*Given exercise*
Could you transcribe every record below exactly as written, leaving out any pictures?
[start of Material for this exercise]
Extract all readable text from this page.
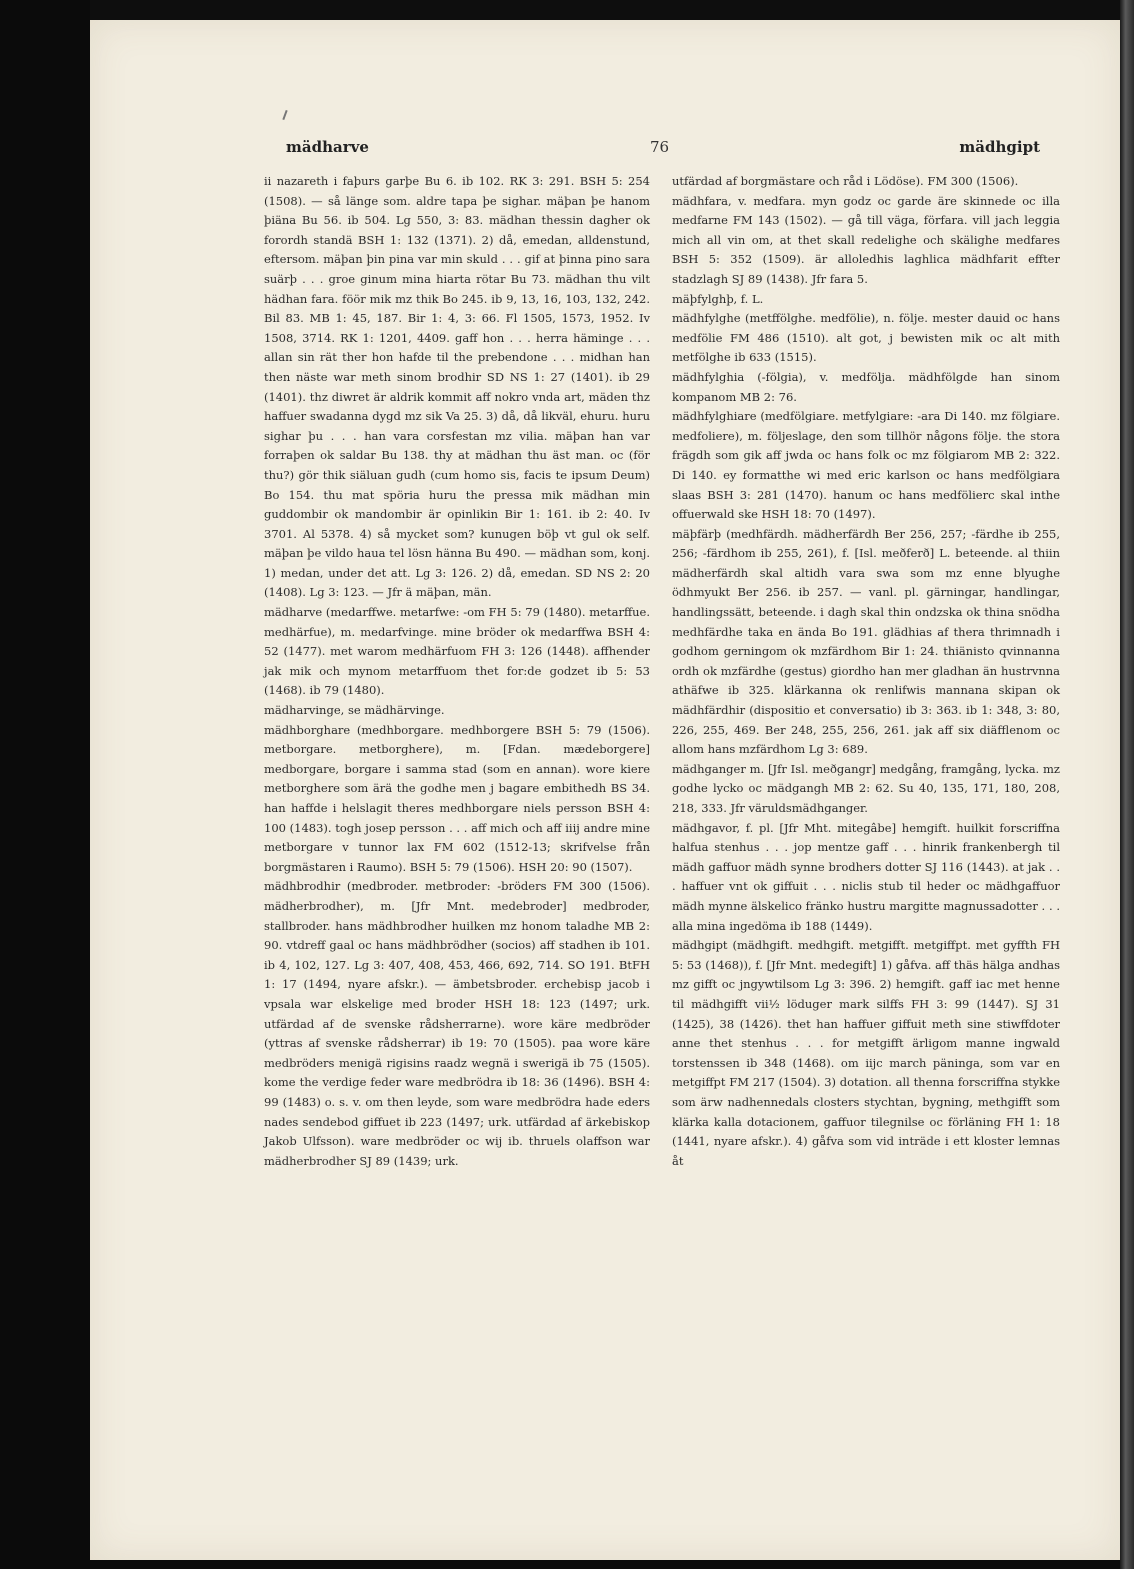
mädharve	76	mädhgipt

ii nazareth i faþurs garþe Bu 6. ib 102. RK 3: 291. BSH 5: 254 (1508). — så länge som. aldre tapa þe sighar. mäþan þe hanom þiäna Bu 56. ib 504. Lg 550, 3: 83. mädhan thessin dagher ok forordh standä BSH 1: 132 (1371). 2) då, emedan, alldenstund, eftersom. mäþan þin pina var min skuld . . . gif at þinna pino sara suärþ . . . groe ginum mina hiarta rötar Bu 73. mädhan thu vilt hädhan fara. föör mik mz thik Bo 245. ib 9, 13, 16, 103, 132, 242. Bil 83. MB 1: 45, 187. Bir 1: 4, 3: 66. Fl 1505, 1573, 1952. Iv 1508, 3714. RK 1: 1201, 4409. gaff hon . . . herra häminge . . . allan sin rät ther hon hafde til the prebendone . . . midhan han then näste war meth sinom brodhir SD NS 1: 27 (1401). ib 29 (1401). thz diwret är aldrik kommit aff nokro vnda art, mäden thz haffuer swadanna dygd mz sik Va 25. 3) då, då likväl, ehuru. huru sighar þu . . . han vara corsfestan mz vilia. mäþan han var forraþen ok saldar Bu 138. thy at mädhan thu äst man. oc (för thu?) gör thik siäluan gudh (cum homo sis, facis te ipsum Deum) Bo 154. thu mat spöria huru the pressa mik mädhan min guddombir ok mandombir är opinlikin Bir 1: 161. ib 2: 40. Iv 3701. Al 5378. 4) så mycket som? kunugen böþ vt gul ok self. mäþan þe vildo haua tel lösn hänna Bu 490. — mädhan som, konj. 1) medan, under det att. Lg 3: 126. 2) då, emedan. SD NS 2: 20 (1408). Lg 3: 123. — Jfr ä mäþan, män.

mädharve (medarffwe. metarfwe: -om FH 5: 79 (1480). metarffue. medhärfue), m. medarfvinge. mine bröder ok medarffwa BSH 4: 52 (1477). met warom medhärfuom FH 3: 126 (1448). affhender jak mik och mynom metarffuom thet for:de godzet ib 5: 53 (1468). ib 79 (1480).

mädharvinge, se mädhärvinge.

mädhborghare (medhborgare. medhborgere BSH 5: 79 (1506). metborgare. metborghere), m. [Fdan. mædeborgere] medborgare, borgare i samma stad (som en annan). wore kiere metborghere som ärä the godhe men j bagare embithedh BS 34. han haffde i helslagit theres medhborgare niels persson BSH 4: 100 (1483). togh josep persson . . . aff mich och aff iiij andre mine metborgare v tunnor lax FM 602 (1512-13; skrifvelse från borgmästaren i Raumo). BSH 5: 79 (1506). HSH 20: 90 (1507).

mädhbrodhir (medbroder. metbroder: -bröders FM 300 (1506). mädherbrodher), m. [Jfr Mnt. medebroder] medbroder, stallbroder. hans mädhbrodher huilken mz honom taladhe MB 2: 90. vtdreff gaal oc hans mädhbrödher (socios) aff stadhen ib 101. ib 4, 102, 127. Lg 3: 407, 408, 453, 466, 692, 714. SO 191. BtFH 1: 17 (1494, nyare afskr.). — ämbetsbroder. erchebisp jacob i vpsala war elskelige med broder HSH 18: 123 (1497; urk. utfärdad af de svenske rådsherrarne). wore käre medbröder (yttras af svenske rådsherrar) ib 19: 70 (1505). paa wore käre medbröders menigä rigisins raadz wegnä i swerigä ib 75 (1505). kome the verdige feder ware medbrödra ib 18: 36 (1496). BSH 4: 99 (1483) o. s. v. om then leyde, som ware medbrödra hade eders nades sendebod giffuet ib 223 (1497; urk. utfärdad af ärkebiskop Jakob Ulfsson). ware medbröder oc wij ib. thruels olaffson war mädherbrodher SJ 89 (1439; urk.

utfärdad af borgmästare och råd i Lödöse). FM 300 (1506).

mädhfara, v. medfara. myn godz oc garde äre skinnede oc illa medfarne FM 143 (1502). — gå till väga, förfara. vill jach leggia mich all vin om, at thet skall redelighe och skälighe medfares BSH 5: 352 (1509). är alloledhis laghlica mädhfarit effter stadzlagh SJ 89 (1438). Jfr fara 5.

mäþfylghþ, f. L.

mädhfylghe (metffölghe. medfölie), n. följe. mester dauid oc hans medfölie FM 486 (1510). alt got, j bewisten mik oc alt mith metfölghe ib 633 (1515).

mädhfylghia (-fölgia), v. medfölja. mädhfölgde han sinom kompanom MB 2: 76.

mädhfylghiare (medfölgiare. metfylgiare: -ara Di 140. mz fölgiare. medfoliere), m. följeslage, den som tillhör någons följe. the stora frägdh som gik aff jwda oc hans folk oc mz fölgiarom MB 2: 322. Di 140. ey formatthe wi med eric karlson oc hans medfölgiara slaas BSH 3: 281 (1470). hanum oc hans medfölierc skal inthe offuerwald ske HSH 18: 70 (1497).

mäþfärþ (medhfärdh. mädherfärdh Ber 256, 257; -färdhe ib 255, 256; -färdhom ib 255, 261), f. [Isl. meðferð] L. beteende. al thiin mädherfärdh skal altidh vara swa som mz enne blyughe ödhmyukt Ber 256. ib 257. — vanl. pl. gärningar, handlingar, handlingssätt, beteende. i dagh skal thin ondzska ok thina snödha medhfärdhe taka en ända Bo 191. glädhias af thera thrimnadh i godhom gerningom ok mzfärdhom Bir 1: 24. thiänisto qvinnanna ordh ok mzfärdhe (gestus) giordho han mer gladhan än hustrvnna athäfwe ib 325. klärkanna ok renlifwis mannana skipan ok mädhfärdhir (dispositio et conversatio) ib 3: 363. ib 1: 348, 3: 80, 226, 255, 469. Ber 248, 255, 256, 261. jak aff six diäfflenom oc allom hans mzfärdhom Lg 3: 689.

mädhganger m. [Jfr Isl. meðgangr] medgång, framgång, lycka. mz godhe lycko oc mädgangh MB 2: 62. Su 40, 135, 171, 180, 208, 218, 333. Jfr väruldsmädhganger.

mädhgavor, f. pl. [Jfr Mht. mitegâbe] hemgift. huilkit forscriffna halfua stenhus . . . jop mentze gaff . . . hinrik frankenbergh til mädh gaffuor mädh synne brodhers dotter SJ 116 (1443). at jak . . . haffuer vnt ok giffuit . . . niclis stub til heder oc mädhgaffuor mädh mynne älskelico fränko hustru margitte magnussadotter . . . alla mina ingedöma ib 188 (1449).

mädhgipt (mädhgift. medhgift. metgifft. metgiffpt. met gyffth FH 5: 53 (1468)), f. [Jfr Mnt. medegift] 1) gåfva. aff thäs hälga andhas mz gifft oc jngywtilsom Lg 3: 396. 2) hemgift. gaff iac met henne til mädhgifft vii½ löduger mark silffs FH 3: 99 (1447). SJ 31 (1425), 38 (1426). thet han haffuer giffuit meth sine stiwffdoter anne thet stenhus . . . for metgifft ärligom manne ingwald torstenssen ib 348 (1468). om iijc march päninga, som var en metgiffpt FM 217 (1504). 3) dotation. all thenna forscriffna stykke som ärw nadhennedals closters stychtan, bygning, methgifft som klärka kalla dotacionem, gaffuor tilegnilse oc förläning FH 1: 18 (1441, nyare afskr.). 4) gåfva som vid inträde i ett kloster lemnas åt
[end of Material for this exercise]
*Answer to this exercise*
Extract all readable text from this page.
mädharve	76	mädhgipt

ii nazareth i faþurs garþe Bu 6. ib 102. RK 3: 291. BSH 5: 254 (1508). — så länge som. aldre tapa þe sighar. mäþan þe hanom þiäna Bu 56. ib 504. Lg 550, 3: 83. mädhan thessin dagher ok forordh standä BSH 1: 132 (1371). 2) då, emedan, alldenstund, eftersom. mäþan þin pina var min skuld . . . gif at þinna pino sara suärþ . . . groe ginum mina hiarta rötar Bu 73. mädhan thu vilt hädhan fara. föör mik mz thik Bo 245. ib 9, 13, 16, 103, 132, 242. Bil 83. MB 1: 45, 187. Bir 1: 4, 3: 66. Fl 1505, 1573, 1952. Iv 1508, 3714. RK 1: 1201, 4409. gaff hon . . . herra häminge . . . allan sin rät ther hon hafde til the prebendone . . . midhan han then näste war meth sinom brodhir SD NS 1: 27 (1401). ib 29 (1401). thz diwret är aldrik kommit aff nokro vnda art, mäden thz haffuer swadanna dygd mz sik Va 25. 3) då, då likväl, ehuru. huru sighar þu . . . han vara corsfestan mz vilia. mäþan han var forraþen ok saldar Bu 138. thy at mädhan thu äst man. oc (för thu?) gör thik siäluan gudh (cum homo sis, facis te ipsum Deum) Bo 154. thu mat spöria huru the pressa mik mädhan min guddombir ok mandombir är opinlikin Bir 1: 161. ib 2: 40. Iv 3701. Al 5378. 4) så mycket som? kunugen böþ vt gul ok self. mäþan þe vildo haua tel lösn hänna Bu 490. — mädhan som, konj. 1) medan, under det att. Lg 3: 126. 2) då, emedan. SD NS 2: 20 (1408). Lg 3: 123. — Jfr ä mäþan, män.

mädharve (medarffwe. metarfwe: -om FH 5: 79 (1480). metarffue. medhärfue), m. medarfvinge. mine bröder ok medarffwa BSH 4: 52 (1477). met warom medhärfuom FH 3: 126 (1448). affhender jak mik och mynom metarffuom thet for:de godzet ib 5: 53 (1468). ib 79 (1480).

mädharvinge, se mädhärvinge.

mädhborghare (medhborgare. medhborgere BSH 5: 79 (1506). metborgare. metborghere), m. [Fdan. mædeborgere] medborgare, borgare i samma stad (som en annan). wore kiere metborghere som ärä the godhe men j bagare embithedh BS 34. han haffde i helslagit theres medhborgare niels persson BSH 4: 100 (1483). togh josep persson . . . aff mich och aff iiij andre mine metborgare v tunnor lax FM 602 (1512-13; skrifvelse från borgmästaren i Raumo). BSH 5: 79 (1506). HSH 20: 90 (1507).

mädhbrodhir (medbroder. metbroder: -bröders FM 300 (1506). mädherbrodher), m. [Jfr Mnt. medebroder] medbroder, stallbroder. hans mädhbrodher huilken mz honom taladhe MB 2: 90. vtdreff gaal oc hans mädhbrödher (socios) aff stadhen ib 101. ib 4, 102, 127. Lg 3: 407, 408, 453, 466, 692, 714. SO 191. BtFH 1: 17 (1494, nyare afskr.). — ämbetsbroder. erchebisp jacob i vpsala war elskelige med broder HSH 18: 123 (1497; urk. utfärdad af de svenske rådsherrarne). wore käre medbröder (yttras af svenske rådsherrar) ib 19: 70 (1505). paa wore käre medbröders menigä rigisins raadz wegnä i swerigä ib 75 (1505). kome the verdige feder ware medbrödra ib 18: 36 (1496). BSH 4: 99 (1483) o. s. v. om then leyde, som ware medbrödra hade eders nades sendebod giffuet ib 223 (1497; urk. utfärdad af ärkebiskop Jakob Ulfsson). ware medbröder oc wij ib. thruels olaffson war mädherbrodher SJ 89 (1439; urk.

utfärdad af borgmästare och råd i Lödöse). FM 300 (1506).

mädhfara, v. medfara. myn godz oc garde äre skinnede oc illa medfarne FM 143 (1502). — gå till väga, förfara. vill jach leggia mich all vin om, at thet skall redelighe och skälighe medfares BSH 5: 352 (1509). är alloledhis laghlica mädhfarit effter stadzlagh SJ 89 (1438). Jfr fara 5.

mäþfylghþ, f. L.

mädhfylghe (metffölghe. medfölie), n. följe. mester dauid oc hans medfölie FM 486 (1510). alt got, j bewisten mik oc alt mith metfölghe ib 633 (1515).

mädhfylghia (-fölgia), v. medfölja. mädhfölgde han sinom kompanom MB 2: 76.

mädhfylghiare (medfölgiare. metfylgiare: -ara Di 140. mz fölgiare. medfoliere), m. följeslage, den som tillhör någons följe. the stora frägdh som gik aff jwda oc hans folk oc mz fölgiarom MB 2: 322. Di 140. ey formatthe wi med eric karlson oc hans medfölgiara slaas BSH 3: 281 (1470). hanum oc hans medfölierc skal inthe offuerwald ske HSH 18: 70 (1497).

mäþfärþ (medhfärdh. mädherfärdh Ber 256, 257; -färdhe ib 255, 256; -färdhom ib 255, 261), f. [Isl. meðferð] L. beteende. al thiin mädherfärdh skal altidh vara swa som mz enne blyughe ödhmyukt Ber 256. ib 257. — vanl. pl. gärningar, handlingar, handlingssätt, beteende. i dagh skal thin ondzska ok thina snödha medhfärdhe taka en ända Bo 191. glädhias af thera thrimnadh i godhom gerningom ok mzfärdhom Bir 1: 24. thiänisto qvinnanna ordh ok mzfärdhe (gestus) giordho han mer gladhan än hustrvnna athäfwe ib 325. klärkanna ok renlifwis mannana skipan ok mädhfärdhir (dispositio et conversatio) ib 3: 363. ib 1: 348, 3: 80, 226, 255, 469. Ber 248, 255, 256, 261. jak aff six diäfflenom oc allom hans mzfärdhom Lg 3: 689.

mädhganger m. [Jfr Isl. meðgangr] medgång, framgång, lycka. mz godhe lycko oc mädgangh MB 2: 62. Su 40, 135, 171, 180, 208, 218, 333. Jfr väruldsmädhganger.

mädhgavor, f. pl. [Jfr Mht. mitegâbe] hemgift. huilkit forscriffna halfua stenhus . . . jop mentze gaff . . . hinrik frankenbergh til mädh gaffuor mädh synne brodhers dotter SJ 116 (1443). at jak . . . haffuer vnt ok giffuit . . . niclis stub til heder oc mädhgaffuor mädh mynne älskelico fränko hustru margitte magnussadotter . . . alla mina ingedöma ib 188 (1449).

mädhgipt (mädhgift. medhgift. metgifft. metgiffpt. met gyffth FH 5: 53 (1468)), f. [Jfr Mnt. medegift] 1) gåfva. aff thäs hälga andhas mz gifft oc jngywtilsom Lg 3: 396. 2) hemgift. gaff iac met henne til mädhgifft vii½ löduger mark silffs FH 3: 99 (1447). SJ 31 (1425), 38 (1426). thet han haffuer giffuit meth sine stiwffdoter anne thet stenhus . . . for metgifft ärligom manne ingwald torstenssen ib 348 (1468). om iijc march päninga, som var en metgiffpt FM 217 (1504). 3) dotation. all thenna forscriffna stykke som ärw nadhennedals closters stychtan, bygning, methgifft som klärka kalla dotacionem, gaffuor tilegnilse oc förläning FH 1: 18 (1441, nyare afskr.). 4) gåfva som vid inträde i ett kloster lemnas åt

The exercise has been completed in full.